Collected data:
○ ○ ○ ○
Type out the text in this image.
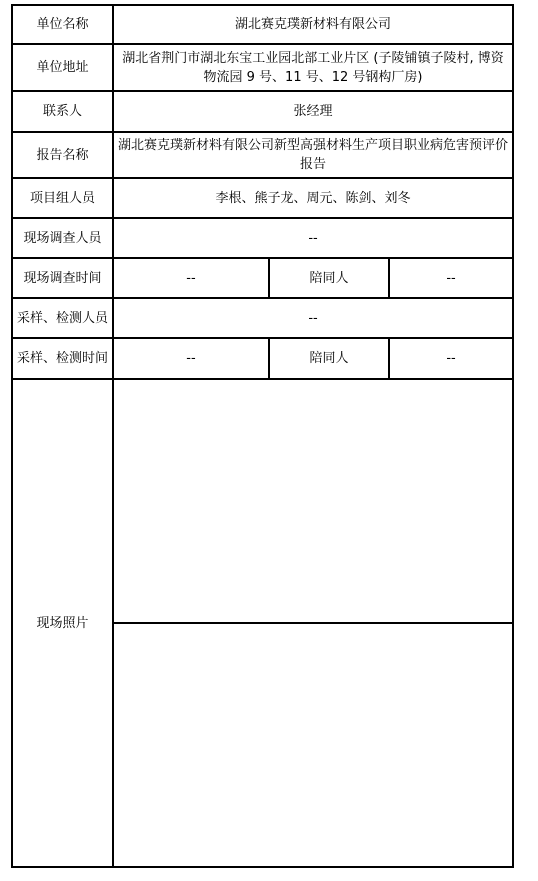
单位名称	湖北赛克璞新材料有限公司		
单位地址	湖北省荆门市湖北东宝工业园北部工业片区 (子陵铺镇子陵村, 博资物流园 9 号、11 号、12 号钢构厂房)		
联系人	张经理		
报告名称	湖北赛克璞新材料有限公司新型高强材料生产项目职业病危害预评价报告		
项目组人员	李根、熊子龙、周元、陈剑、刘冬		
现场调查人员	--		
现场调查时间	--	陪同人	--
采样、检测人员	--		
采样、检测时间	--	陪同人	--
现场照片			
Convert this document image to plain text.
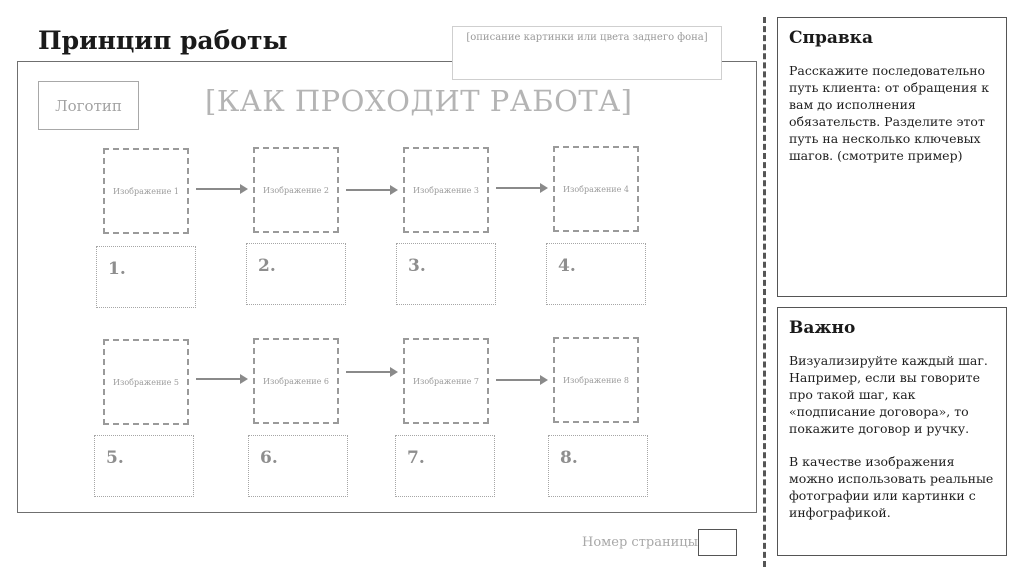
Принцип работы	[описание картинки или цвета заднего фона]
Логотип	[КАК ПРОХОДИТ РАБОТА]
Изображение 1	Изображение 2	Изображение 3	Изображение 4
1.	2.	3.	4.
Изображение 5	Изображение 6	Изображение 7	Изображение 8
5.	6.	7.	8.
Номер страницы
Справка
Расскажите последовательно путь клиента: от обращения к вам до исполнения обязательств. Разделите этот путь на несколько ключевых шагов. (смотрите пример)
Важно
Визуализируйте каждый шаг. Например, если вы говорите про такой шаг, как «подписание договора», то покажите договор и ручку.
В качестве изображения можно использовать реальные фотографии или картинки с инфографикой.
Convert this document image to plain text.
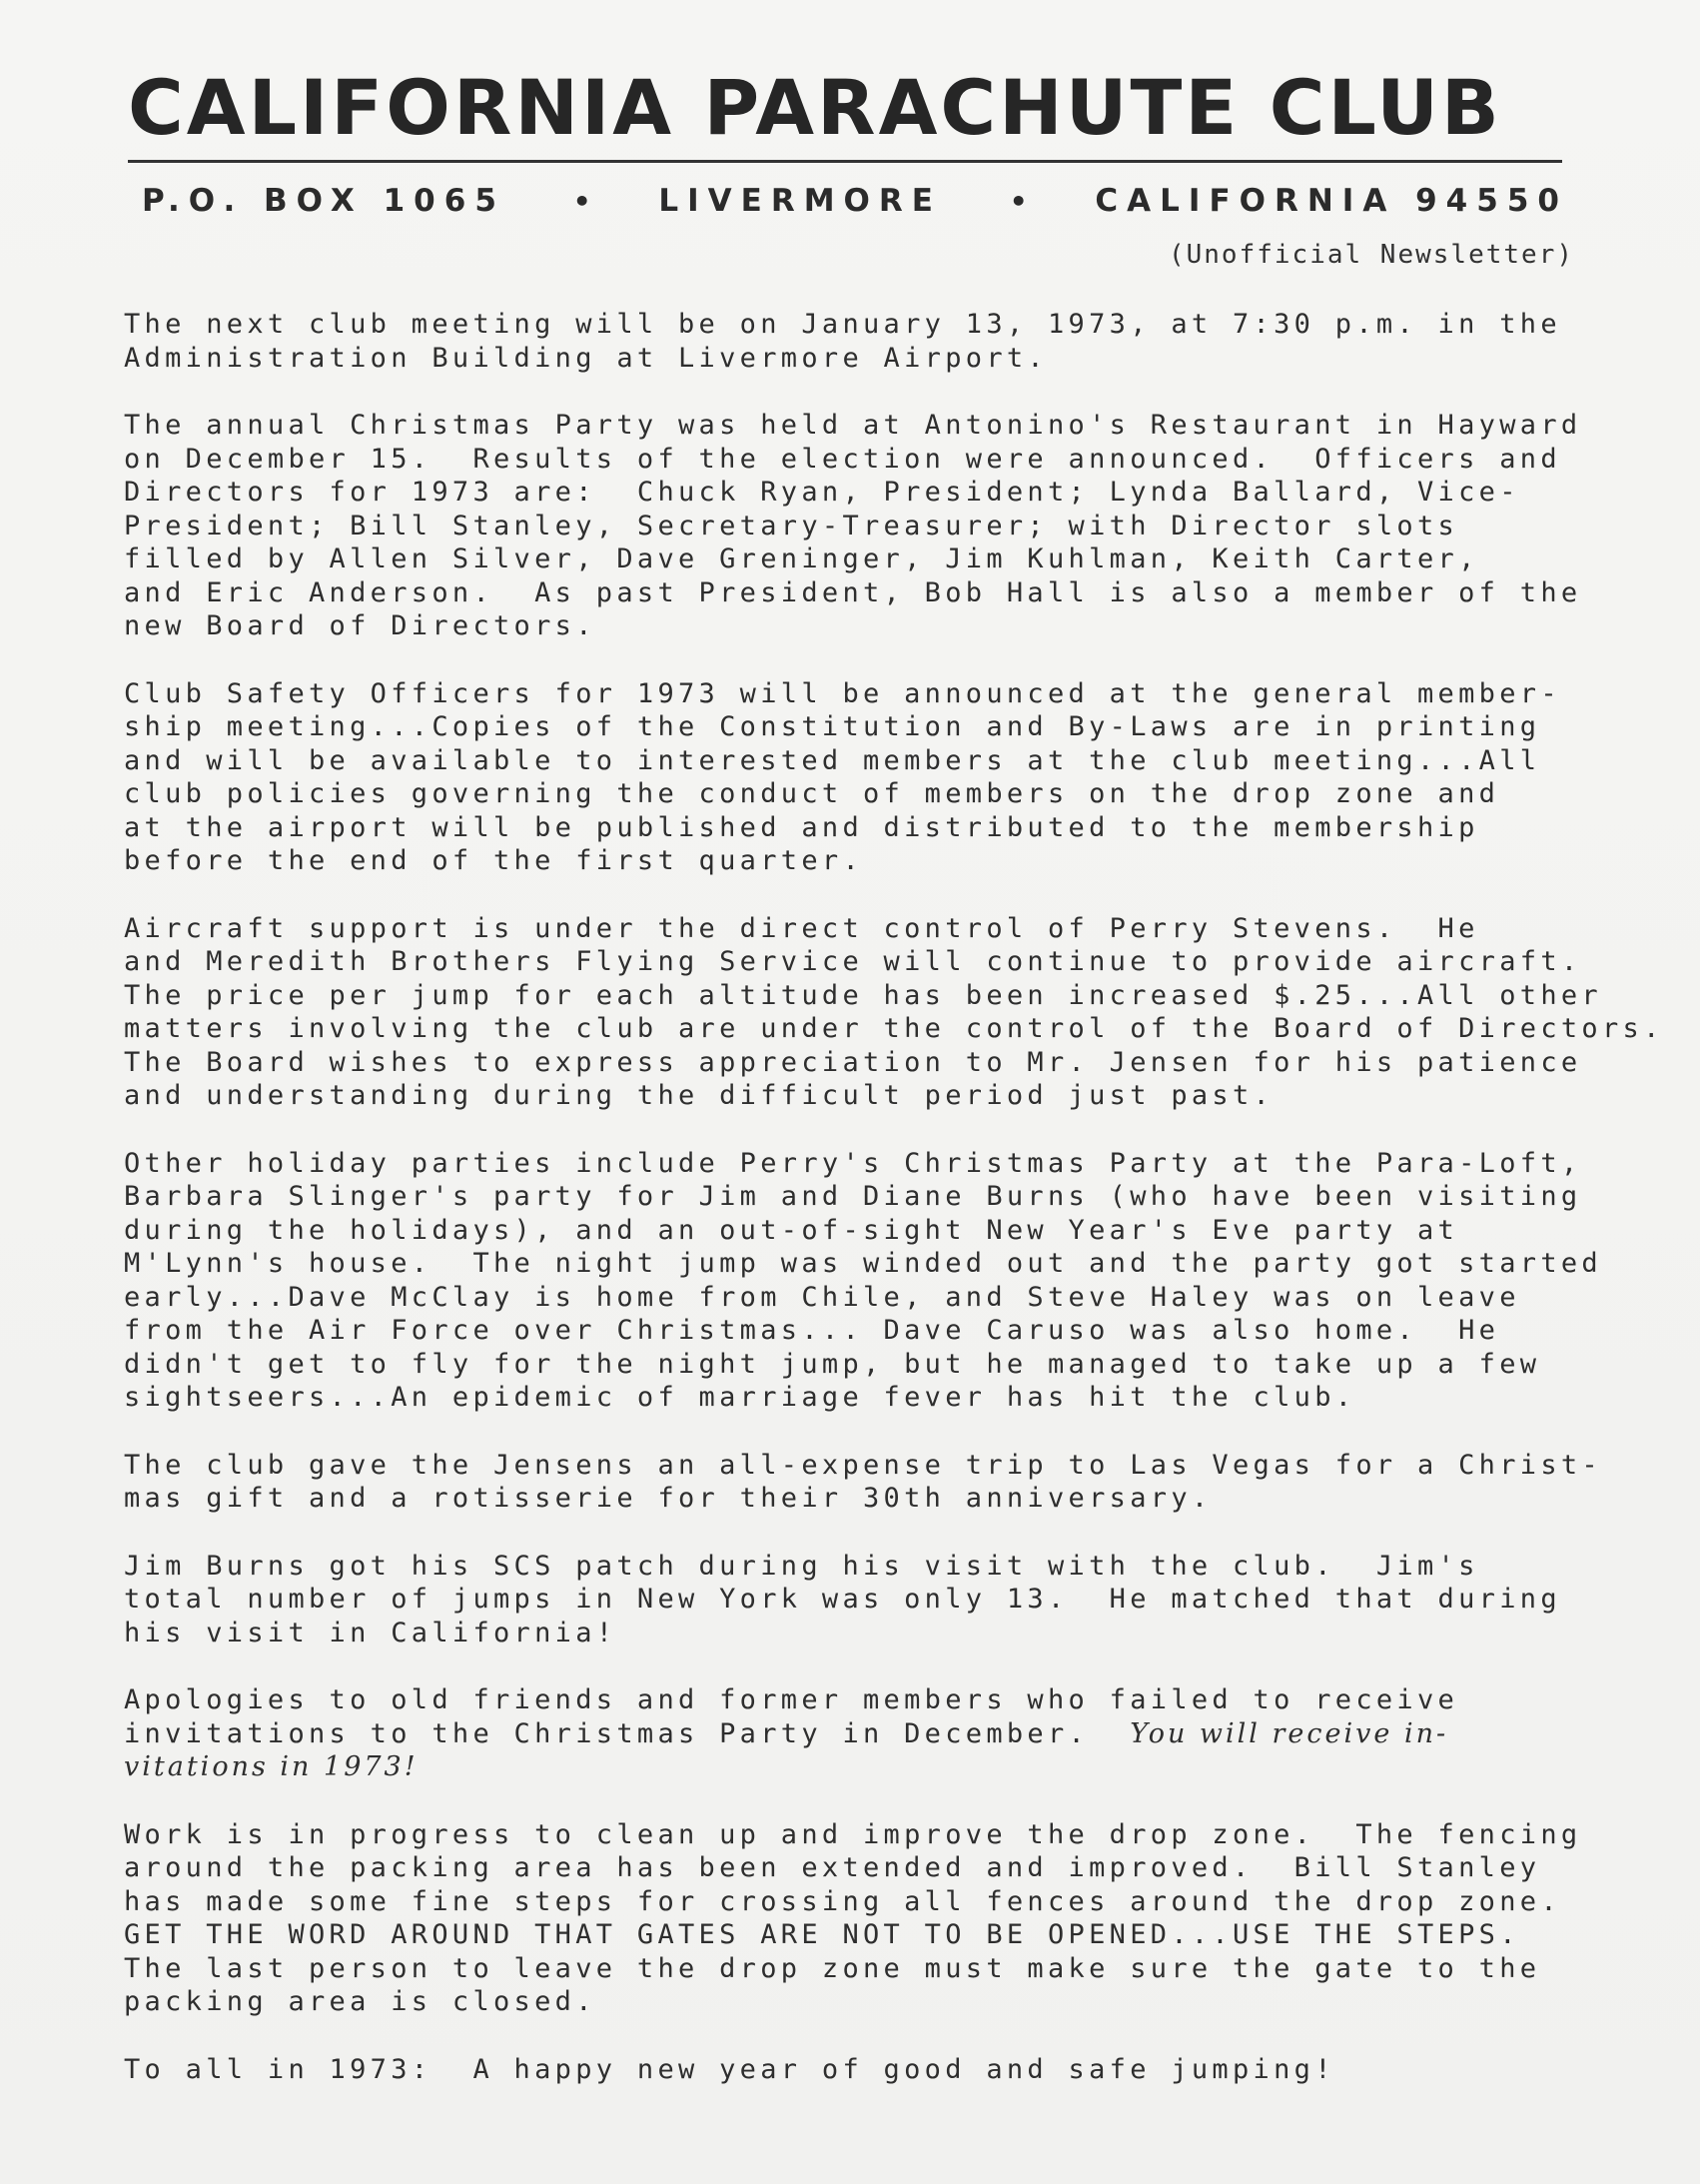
CALIFORNIA PARACHUTE CLUB
P.O. BOX 1065 • LIVERMORE • CALIFORNIA 94550
(Unofficial Newsletter)
The next club meeting will be on January 13, 1973, at 7:30 p.m. in the
Administration Building at Livermore Airport.
The annual Christmas Party was held at Antonino's Restaurant in Hayward
on December 15.  Results of the election were announced.  Officers and
Directors for 1973 are:  Chuck Ryan, President; Lynda Ballard, Vice-
President; Bill Stanley, Secretary-Treasurer; with Director slots
filled by Allen Silver, Dave Greninger, Jim Kuhlman, Keith Carter,
and Eric Anderson.  As past President, Bob Hall is also a member of the
new Board of Directors.
Club Safety Officers for 1973 will be announced at the general member-
ship meeting...Copies of the Constitution and By-Laws are in printing
and will be available to interested members at the club meeting...All
club policies governing the conduct of members on the drop zone and
at the airport will be published and distributed to the membership
before the end of the first quarter.
Aircraft support is under the direct control of Perry Stevens.  He
and Meredith Brothers Flying Service will continue to provide aircraft.
The price per jump for each altitude has been increased $.25...All other
matters involving the club are under the control of the Board of Directors.
The Board wishes to express appreciation to Mr. Jensen for his patience
and understanding during the difficult period just past.
Other holiday parties include Perry's Christmas Party at the Para-Loft,
Barbara Slinger's party for Jim and Diane Burns (who have been visiting
during the holidays), and an out-of-sight New Year's Eve party at
M'Lynn's house.  The night jump was winded out and the party got started
early...Dave McClay is home from Chile, and Steve Haley was on leave
from the Air Force over Christmas... Dave Caruso was also home.  He
didn't get to fly for the night jump, but he managed to take up a few
sightseers...An epidemic of marriage fever has hit the club.
The club gave the Jensens an all-expense trip to Las Vegas for a Christ-
mas gift and a rotisserie for their 30th anniversary.
Jim Burns got his SCS patch during his visit with the club.  Jim's
total number of jumps in New York was only 13.  He matched that during
his visit in California!
Apologies to old friends and former members who failed to receive
invitations to the Christmas Party in December.  You will receive in-
vitations in 1973!
Work is in progress to clean up and improve the drop zone.  The fencing
around the packing area has been extended and improved.  Bill Stanley
has made some fine steps for crossing all fences around the drop zone.
GET THE WORD AROUND THAT GATES ARE NOT TO BE OPENED...USE THE STEPS.
The last person to leave the drop zone must make sure the gate to the
packing area is closed.
To all in 1973:  A happy new year of good and safe jumping!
○ ○ ○ ○
Determine the number of lines where the string "with" occurs, and give that number only.

2